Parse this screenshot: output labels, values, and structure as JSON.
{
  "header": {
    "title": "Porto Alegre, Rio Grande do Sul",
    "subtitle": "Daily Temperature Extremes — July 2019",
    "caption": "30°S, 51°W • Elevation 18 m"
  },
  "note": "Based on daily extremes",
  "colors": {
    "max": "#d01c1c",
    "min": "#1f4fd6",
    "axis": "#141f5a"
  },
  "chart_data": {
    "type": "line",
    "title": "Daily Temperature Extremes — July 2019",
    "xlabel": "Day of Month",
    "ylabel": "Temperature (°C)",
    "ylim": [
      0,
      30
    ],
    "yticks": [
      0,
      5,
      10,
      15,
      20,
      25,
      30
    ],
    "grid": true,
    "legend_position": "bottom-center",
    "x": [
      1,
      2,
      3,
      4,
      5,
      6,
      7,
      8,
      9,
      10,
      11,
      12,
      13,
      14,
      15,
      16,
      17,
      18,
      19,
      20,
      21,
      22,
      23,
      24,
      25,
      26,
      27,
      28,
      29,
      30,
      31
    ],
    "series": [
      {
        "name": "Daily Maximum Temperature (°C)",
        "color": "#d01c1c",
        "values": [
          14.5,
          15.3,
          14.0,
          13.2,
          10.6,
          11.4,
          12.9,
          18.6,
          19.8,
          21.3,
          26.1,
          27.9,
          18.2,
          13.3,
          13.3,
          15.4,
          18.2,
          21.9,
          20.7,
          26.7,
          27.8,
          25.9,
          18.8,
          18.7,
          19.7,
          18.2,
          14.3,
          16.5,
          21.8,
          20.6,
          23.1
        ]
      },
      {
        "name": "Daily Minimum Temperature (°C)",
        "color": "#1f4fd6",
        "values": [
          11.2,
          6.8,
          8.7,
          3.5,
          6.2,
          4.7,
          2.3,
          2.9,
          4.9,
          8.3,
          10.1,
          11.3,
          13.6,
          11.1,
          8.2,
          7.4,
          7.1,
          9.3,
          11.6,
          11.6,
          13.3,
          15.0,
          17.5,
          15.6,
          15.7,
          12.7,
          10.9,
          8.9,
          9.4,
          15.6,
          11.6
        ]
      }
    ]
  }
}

***

WHAT YOU HAVE TO DO
Print the whole listing exactly as it is.

RESPONSE
Parse this screenshot: output labels, values, and structure as JSON.
{
  "header": {
    "title": "Porto Alegre, Rio Grande do Sul",
    "subtitle": "Daily Temperature Extremes — July 2019",
    "caption": "30°S, 51°W • Elevation 18 m"
  },
  "note": "Based on daily extremes",
  "colors": {
    "max": "#d01c1c",
    "min": "#1f4fd6",
    "axis": "#141f5a"
  },
  "chart_data": {
    "type": "line",
    "title": "Daily Temperature Extremes — July 2019",
    "xlabel": "Day of Month",
    "ylabel": "Temperature (°C)",
    "ylim": [
      0,
      30
    ],
    "yticks": [
      0,
      5,
      10,
      15,
      20,
      25,
      30
    ],
    "grid": true,
    "legend_position": "bottom-center",
    "x": [
      1,
      2,
      3,
      4,
      5,
      6,
      7,
      8,
      9,
      10,
      11,
      12,
      13,
      14,
      15,
      16,
      17,
      18,
      19,
      20,
      21,
      22,
      23,
      24,
      25,
      26,
      27,
      28,
      29,
      30,
      31
    ],
    "series": [
      {
        "name": "Daily Maximum Temperature (°C)",
        "color": "#d01c1c",
        "values": [
          14.5,
          15.3,
          14.0,
          13.2,
          10.6,
          11.4,
          12.9,
          18.6,
          19.8,
          21.3,
          26.1,
          27.9,
          18.2,
          13.3,
          13.3,
          15.4,
          18.2,
          21.9,
          20.7,
          26.7,
          27.8,
          25.9,
          18.8,
          18.7,
          19.7,
          18.2,
          14.3,
          16.5,
          21.8,
          20.6,
          23.1
        ]
      },
      {
        "name": "Daily Minimum Temperature (°C)",
        "color": "#1f4fd6",
        "values": [
          11.2,
          6.8,
          8.7,
          3.5,
          6.2,
          4.7,
          2.3,
          2.9,
          4.9,
          8.3,
          10.1,
          11.3,
          13.6,
          11.1,
          8.2,
          7.4,
          7.1,
          9.3,
          11.6,
          11.6,
          13.3,
          15.0,
          17.5,
          15.6,
          15.7,
          12.7,
          10.9,
          8.9,
          9.4,
          15.6,
          11.6
        ]
      }
    ]
  }
}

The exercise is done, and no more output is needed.